* Document passage *
* * * * * * * * *

[DOC] Incorrect docstring for `boxcox_normmax` argument `method="mle"`, should be "maximizes the log-likelihood" #18748

fkiraly · 2023-06-26T00:39:05Z

The docstring of boxcox_normmax seems incorrect: in

Lines 1115 to 1280 in 694a357

    
           def boxcox_normmax(x, brack=None, method='pearsonr', optimizer=None): 
        
               """Compute optimal Box-Cox transform parameter for input data. 
        
               Parameters 
        
               ---------- 
        
               x : array_like 
        
                   Input array. 
        
               brack : 2-tuple, optional, default (-2.0, 2.0) 
        
                    The starting interval for a downhill bracket search for the default 
        
                    `optimize.brent` solver. Note that this is in most cases not 
        
                    critical; the final result is allowed to be outside this bracket. 
        
                    If `optimizer` is passed, `brack` must be None.

* * * * * * * * *

* Exercises to complete *
a) List every parameter name in the `boxcox_normmax` function signature quoted in the issue.
b) Lay out the lines in the records from the line with "- Text: 4322" to the line with "- Text: OPTIONAL" as a Markdown table with the columns Row and Line. Number each line in Row, and leave out blank lines.

* * * * * * * * *

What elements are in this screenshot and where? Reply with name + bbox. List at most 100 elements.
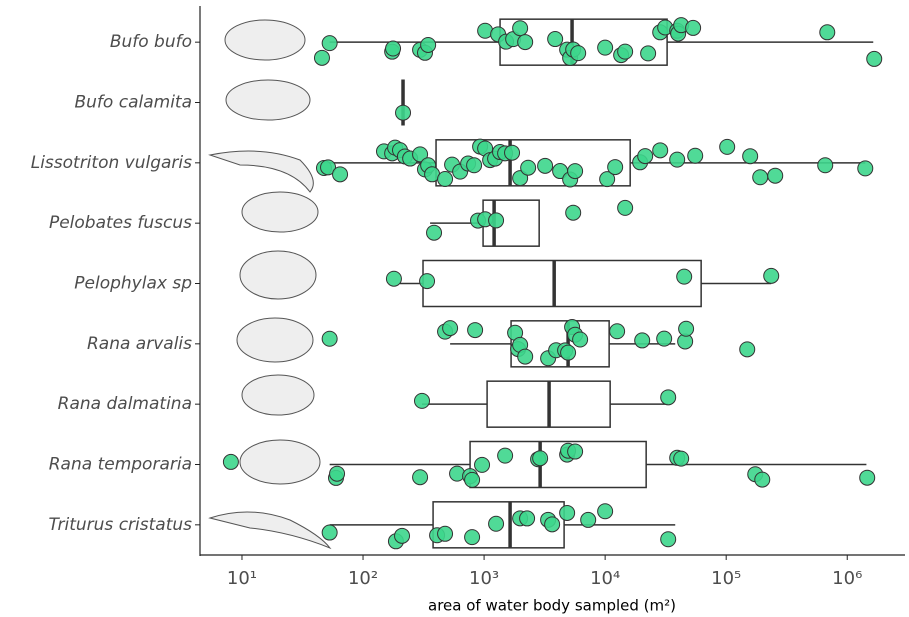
- box: [422, 259, 702, 308]
- data-point: [412, 469, 429, 486]
- data-point: [617, 199, 634, 216]
- data-point: [742, 148, 759, 165]
- data-point: [517, 34, 534, 51]
- data-point: [567, 443, 584, 460]
- x-tick-label: 10³: [469, 568, 499, 589]
- data-point: [321, 524, 338, 541]
- data-point: [763, 267, 780, 284]
- data-point: [519, 510, 536, 527]
- data-point: [567, 163, 584, 180]
- data-point: [437, 171, 454, 188]
- data-point: [607, 159, 624, 176]
- data-point: [669, 151, 686, 168]
- data-point: [313, 49, 330, 66]
- data-point: [547, 31, 564, 48]
- data-point: [678, 320, 695, 337]
- data-point: [676, 268, 693, 285]
- data-point: [467, 322, 484, 339]
- data-point: [637, 148, 654, 165]
- data-point: [565, 204, 582, 221]
- data-point: [466, 157, 483, 174]
- data-point: [426, 224, 443, 241]
- data-point: [437, 525, 454, 542]
- data-point: [673, 450, 690, 467]
- data-point: [321, 330, 338, 347]
- data-point: [321, 35, 338, 52]
- data-point: [537, 157, 554, 174]
- box: [432, 501, 565, 549]
- data-point: [385, 40, 402, 57]
- data-point: [464, 529, 481, 546]
- data-point: [474, 456, 491, 473]
- category-label: Triturus cristatus: [48, 515, 192, 535]
- x-tick-label: 10¹: [227, 568, 257, 589]
- category-label: Bufo bufo: [110, 32, 192, 52]
- data-point: [532, 450, 549, 467]
- data-point: [222, 453, 239, 470]
- data-point: [332, 166, 349, 183]
- data-point: [739, 341, 756, 358]
- category-label: Lissotriton vulgaris: [31, 153, 192, 173]
- data-point: [497, 447, 514, 464]
- data-point: [660, 389, 677, 406]
- category-label: Bufo calamita: [75, 93, 193, 113]
- data-point: [719, 138, 736, 155]
- data-point: [488, 212, 505, 229]
- data-point: [572, 331, 589, 348]
- data-point: [754, 471, 771, 488]
- x-tick-label: 10⁴: [590, 568, 620, 589]
- x-tick-label: 10⁵: [711, 568, 741, 589]
- data-point: [395, 104, 412, 121]
- data-point: [685, 19, 702, 36]
- data-point: [652, 142, 669, 159]
- data-point: [320, 159, 337, 176]
- data-point: [570, 45, 587, 62]
- data-point: [329, 465, 346, 482]
- data-point: [752, 169, 769, 186]
- x-tick-label: 10⁶: [832, 568, 862, 589]
- data-point: [597, 39, 614, 56]
- box: [469, 440, 647, 489]
- box: [510, 320, 610, 368]
- data-point: [520, 159, 537, 176]
- data-point: [819, 24, 836, 41]
- data-point: [504, 144, 521, 161]
- data-point: [640, 45, 657, 62]
- data-point: [420, 36, 437, 53]
- data-point: [859, 469, 876, 486]
- data-point: [414, 392, 431, 409]
- data-point: [488, 515, 505, 532]
- data-point: [560, 344, 577, 361]
- data-point: [656, 330, 673, 347]
- data-point: [599, 171, 616, 188]
- x-axis-title: area of water body sampled (m²): [428, 597, 676, 615]
- data-point: [617, 43, 634, 60]
- data-point: [512, 20, 529, 37]
- data-point: [517, 348, 534, 365]
- data-point: [609, 323, 626, 340]
- data-point: [580, 511, 597, 528]
- animal-icons: [208, 19, 332, 550]
- data-point: [419, 273, 436, 290]
- category-label: Rana temporaria: [49, 455, 192, 475]
- data-point: [687, 147, 704, 164]
- data-point: [866, 50, 883, 67]
- category-label: Pelobates fuscus: [49, 213, 192, 233]
- data-point: [597, 503, 614, 520]
- data-point: [660, 531, 677, 548]
- data-point: [559, 504, 576, 521]
- data-point: [544, 516, 561, 533]
- data-point: [385, 270, 402, 287]
- box: [435, 139, 631, 187]
- data-point: [442, 320, 459, 337]
- data-point: [412, 146, 429, 163]
- data-point: [767, 167, 784, 184]
- data-point: [634, 332, 651, 349]
- data-point: [464, 471, 481, 488]
- category-label: Rana dalmatina: [58, 394, 192, 414]
- x-tick-label: 10²: [348, 568, 378, 589]
- data-point: [394, 527, 411, 544]
- data-point: [857, 160, 874, 177]
- category-label: Pelophylax sp: [74, 274, 192, 294]
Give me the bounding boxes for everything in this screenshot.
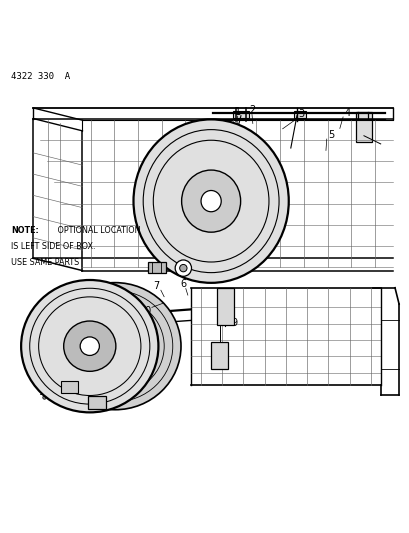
- Text: 4322 330  A: 4322 330 A: [11, 72, 70, 81]
- Ellipse shape: [80, 337, 99, 356]
- Text: NOTE:: NOTE:: [11, 227, 38, 236]
- Text: 13: 13: [38, 387, 51, 398]
- Bar: [293, 111, 306, 118]
- Ellipse shape: [21, 280, 158, 413]
- Bar: [217, 288, 234, 325]
- Bar: [232, 111, 249, 118]
- Text: 5: 5: [327, 130, 333, 140]
- Text: 10: 10: [139, 305, 151, 316]
- Ellipse shape: [133, 119, 288, 283]
- Bar: [88, 395, 106, 409]
- Bar: [355, 112, 371, 142]
- Text: 6: 6: [180, 279, 187, 289]
- Ellipse shape: [181, 170, 240, 232]
- Bar: [211, 342, 228, 369]
- Text: USE SAME PARTS: USE SAME PARTS: [11, 257, 79, 266]
- Text: 1: 1: [234, 107, 240, 117]
- Text: 8: 8: [225, 291, 231, 301]
- Circle shape: [175, 260, 191, 276]
- Text: 4: 4: [343, 108, 349, 118]
- Text: OPTIONAL LOCATION: OPTIONAL LOCATION: [55, 227, 140, 236]
- Text: IS LEFT SIDE OF BOX.: IS LEFT SIDE OF BOX.: [11, 242, 95, 251]
- Bar: [147, 262, 165, 273]
- Text: 7: 7: [153, 281, 160, 291]
- Text: 3: 3: [297, 109, 303, 119]
- Text: 2: 2: [248, 106, 254, 116]
- Bar: [152, 262, 161, 273]
- Text: 12: 12: [55, 381, 67, 391]
- Ellipse shape: [200, 190, 221, 212]
- Bar: [61, 381, 77, 393]
- Text: 11: 11: [104, 401, 116, 411]
- Ellipse shape: [49, 282, 180, 410]
- Circle shape: [179, 264, 187, 272]
- Text: 9: 9: [231, 318, 237, 328]
- Ellipse shape: [63, 321, 116, 372]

* * * * * * * * *

* Results of the tasks *
a) x, brack, method, optimizer

b)
| Row | Line |
|---|---|
| 1 | - Text: 4322 330  A: 4322 330 A: [11, 72, 70, 81] |
| 2 | - Ellipse shape: [80, 337, 99, 356] |
| 3 | - Text: NOTE:: NOTE:: [11, 227, 38, 236] |
| 4 | - Text: 13: 13: [38, 387, 51, 398] |
| 5 | - Bar: [293, 111, 306, 118] |
| 6 | - Ellipse shape: [21, 280, 158, 413] |
| 7 | - Bar: [217, 288, 234, 325] |
| 8 | - Bar: [232, 111, 249, 118] |
| 9 | - Text: 5: 5: [327, 130, 333, 140] |
| 10 | - Text: 10: 10: [139, 305, 151, 316] |
| 11 | - Ellipse shape: [133, 119, 288, 283] |
| 12 | - Bar: [88, 395, 106, 409] |
| 13 | - Bar: [355, 112, 371, 142] |
| 14 | - Text: 6: 6: [180, 279, 187, 289] |
| 15 | - Ellipse shape: [181, 170, 240, 232] |
| 16 | - Bar: [211, 342, 228, 369] |
| 17 | - Text: USE SAME PARTS: USE SAME PARTS: [11, 257, 79, 266] |
| 18 | - Text: 1: 1: [234, 107, 240, 117] |
| 19 | - Text: 8: 8: [225, 291, 231, 301] |
| 20 | - Circle shape: [175, 260, 191, 276] |
| 21 | - Text: 4: 4: [343, 108, 349, 118] |
| 22 | - Text: OPTIONAL LOCATION: OPTIONAL LOCATION: [55, 227, 140, 236] |